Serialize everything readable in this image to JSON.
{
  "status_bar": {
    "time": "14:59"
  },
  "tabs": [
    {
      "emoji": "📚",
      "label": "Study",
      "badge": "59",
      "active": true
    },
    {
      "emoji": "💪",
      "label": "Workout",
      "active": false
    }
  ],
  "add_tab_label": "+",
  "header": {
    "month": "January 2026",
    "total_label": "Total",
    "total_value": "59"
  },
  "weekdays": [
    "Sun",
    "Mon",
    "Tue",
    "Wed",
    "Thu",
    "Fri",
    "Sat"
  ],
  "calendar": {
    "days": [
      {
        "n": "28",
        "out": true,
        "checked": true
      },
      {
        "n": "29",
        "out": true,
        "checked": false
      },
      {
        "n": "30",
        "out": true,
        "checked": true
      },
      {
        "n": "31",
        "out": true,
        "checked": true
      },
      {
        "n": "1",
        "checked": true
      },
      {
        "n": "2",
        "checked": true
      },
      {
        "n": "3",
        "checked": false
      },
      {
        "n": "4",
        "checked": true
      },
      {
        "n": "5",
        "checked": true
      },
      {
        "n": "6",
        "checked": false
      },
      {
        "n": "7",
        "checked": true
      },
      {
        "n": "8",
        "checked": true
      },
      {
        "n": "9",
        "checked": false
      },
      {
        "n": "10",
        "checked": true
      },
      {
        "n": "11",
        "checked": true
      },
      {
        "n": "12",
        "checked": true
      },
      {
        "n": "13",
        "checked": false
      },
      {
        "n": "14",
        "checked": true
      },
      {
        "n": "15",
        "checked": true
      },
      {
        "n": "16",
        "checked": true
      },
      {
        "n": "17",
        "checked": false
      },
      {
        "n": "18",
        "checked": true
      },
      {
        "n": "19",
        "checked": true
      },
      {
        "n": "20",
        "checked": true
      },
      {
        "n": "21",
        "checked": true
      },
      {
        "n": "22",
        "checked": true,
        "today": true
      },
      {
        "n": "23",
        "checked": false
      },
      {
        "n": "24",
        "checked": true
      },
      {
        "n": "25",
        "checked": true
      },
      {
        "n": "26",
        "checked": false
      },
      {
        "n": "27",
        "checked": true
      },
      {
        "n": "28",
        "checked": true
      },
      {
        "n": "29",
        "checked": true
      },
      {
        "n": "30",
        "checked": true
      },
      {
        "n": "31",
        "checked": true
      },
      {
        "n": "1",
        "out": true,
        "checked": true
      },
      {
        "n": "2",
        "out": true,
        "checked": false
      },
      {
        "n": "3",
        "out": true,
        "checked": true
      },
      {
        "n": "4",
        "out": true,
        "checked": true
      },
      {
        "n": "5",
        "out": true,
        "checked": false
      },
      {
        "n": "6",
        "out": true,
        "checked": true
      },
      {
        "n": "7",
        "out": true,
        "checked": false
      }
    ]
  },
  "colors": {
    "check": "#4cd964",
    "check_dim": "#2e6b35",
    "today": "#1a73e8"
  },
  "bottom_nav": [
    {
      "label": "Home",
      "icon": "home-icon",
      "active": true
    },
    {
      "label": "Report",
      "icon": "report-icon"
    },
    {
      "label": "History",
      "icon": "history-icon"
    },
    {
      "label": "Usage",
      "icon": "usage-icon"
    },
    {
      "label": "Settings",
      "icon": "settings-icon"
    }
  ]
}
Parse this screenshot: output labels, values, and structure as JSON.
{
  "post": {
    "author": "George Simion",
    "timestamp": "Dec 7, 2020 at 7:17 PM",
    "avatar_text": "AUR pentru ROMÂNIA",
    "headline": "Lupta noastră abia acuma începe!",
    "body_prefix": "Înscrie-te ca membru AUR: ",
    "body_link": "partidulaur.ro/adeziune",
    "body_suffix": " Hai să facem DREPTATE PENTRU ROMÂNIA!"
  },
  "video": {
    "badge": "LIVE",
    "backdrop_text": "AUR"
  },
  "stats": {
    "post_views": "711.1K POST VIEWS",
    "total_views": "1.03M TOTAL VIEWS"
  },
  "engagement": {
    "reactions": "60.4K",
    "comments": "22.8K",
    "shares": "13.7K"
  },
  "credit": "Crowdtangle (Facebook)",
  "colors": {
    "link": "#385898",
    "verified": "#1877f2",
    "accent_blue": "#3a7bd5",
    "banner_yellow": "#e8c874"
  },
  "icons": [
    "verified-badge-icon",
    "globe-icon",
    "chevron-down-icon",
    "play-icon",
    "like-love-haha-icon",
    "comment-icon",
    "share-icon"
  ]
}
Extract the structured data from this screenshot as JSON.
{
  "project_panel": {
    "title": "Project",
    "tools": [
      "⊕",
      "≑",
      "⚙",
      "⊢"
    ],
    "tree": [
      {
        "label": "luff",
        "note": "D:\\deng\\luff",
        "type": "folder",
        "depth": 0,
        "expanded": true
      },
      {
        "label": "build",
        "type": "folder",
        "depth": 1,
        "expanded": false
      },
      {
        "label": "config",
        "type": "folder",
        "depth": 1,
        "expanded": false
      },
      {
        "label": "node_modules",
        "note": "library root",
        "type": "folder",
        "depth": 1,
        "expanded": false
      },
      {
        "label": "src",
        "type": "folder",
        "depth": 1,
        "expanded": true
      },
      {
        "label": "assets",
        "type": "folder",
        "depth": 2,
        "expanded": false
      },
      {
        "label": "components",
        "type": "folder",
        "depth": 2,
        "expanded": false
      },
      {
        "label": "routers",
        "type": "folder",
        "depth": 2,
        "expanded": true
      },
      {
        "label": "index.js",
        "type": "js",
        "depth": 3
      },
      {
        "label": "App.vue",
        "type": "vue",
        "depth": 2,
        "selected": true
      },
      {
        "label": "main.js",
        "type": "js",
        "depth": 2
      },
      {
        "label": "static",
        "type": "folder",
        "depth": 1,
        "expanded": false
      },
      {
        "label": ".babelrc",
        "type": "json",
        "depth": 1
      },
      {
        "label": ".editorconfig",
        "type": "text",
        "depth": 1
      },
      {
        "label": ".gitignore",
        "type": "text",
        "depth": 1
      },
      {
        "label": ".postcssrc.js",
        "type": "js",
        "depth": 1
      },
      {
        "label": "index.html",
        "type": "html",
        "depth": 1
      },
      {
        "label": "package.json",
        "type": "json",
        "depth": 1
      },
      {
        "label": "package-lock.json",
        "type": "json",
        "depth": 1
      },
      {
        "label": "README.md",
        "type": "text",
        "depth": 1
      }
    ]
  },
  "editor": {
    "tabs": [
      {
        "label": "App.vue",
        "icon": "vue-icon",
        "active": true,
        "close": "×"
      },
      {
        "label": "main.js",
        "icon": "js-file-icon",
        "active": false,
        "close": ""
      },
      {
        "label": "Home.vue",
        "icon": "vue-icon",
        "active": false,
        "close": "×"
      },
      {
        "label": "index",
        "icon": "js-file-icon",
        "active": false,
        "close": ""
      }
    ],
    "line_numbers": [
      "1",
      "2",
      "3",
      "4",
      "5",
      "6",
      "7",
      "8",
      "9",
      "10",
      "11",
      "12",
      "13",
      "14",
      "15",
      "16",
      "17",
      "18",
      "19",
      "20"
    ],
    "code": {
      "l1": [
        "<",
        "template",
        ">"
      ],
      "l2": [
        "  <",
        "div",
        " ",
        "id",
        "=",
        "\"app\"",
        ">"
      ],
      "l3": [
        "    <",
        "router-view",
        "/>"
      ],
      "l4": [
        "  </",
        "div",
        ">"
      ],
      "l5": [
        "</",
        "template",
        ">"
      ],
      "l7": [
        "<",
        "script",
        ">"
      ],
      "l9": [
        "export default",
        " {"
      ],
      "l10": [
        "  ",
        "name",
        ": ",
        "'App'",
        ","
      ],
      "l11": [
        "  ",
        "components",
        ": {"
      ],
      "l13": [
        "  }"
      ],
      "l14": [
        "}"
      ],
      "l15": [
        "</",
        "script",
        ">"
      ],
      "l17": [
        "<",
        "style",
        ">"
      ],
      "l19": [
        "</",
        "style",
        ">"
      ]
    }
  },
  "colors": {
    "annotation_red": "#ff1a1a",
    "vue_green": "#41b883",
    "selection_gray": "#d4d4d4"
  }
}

═══

_Problem to work on_
Extract from the data every line where "package" shows up.

_Result of the task_
        "label": "package.json",
        "label": "package-lock.json",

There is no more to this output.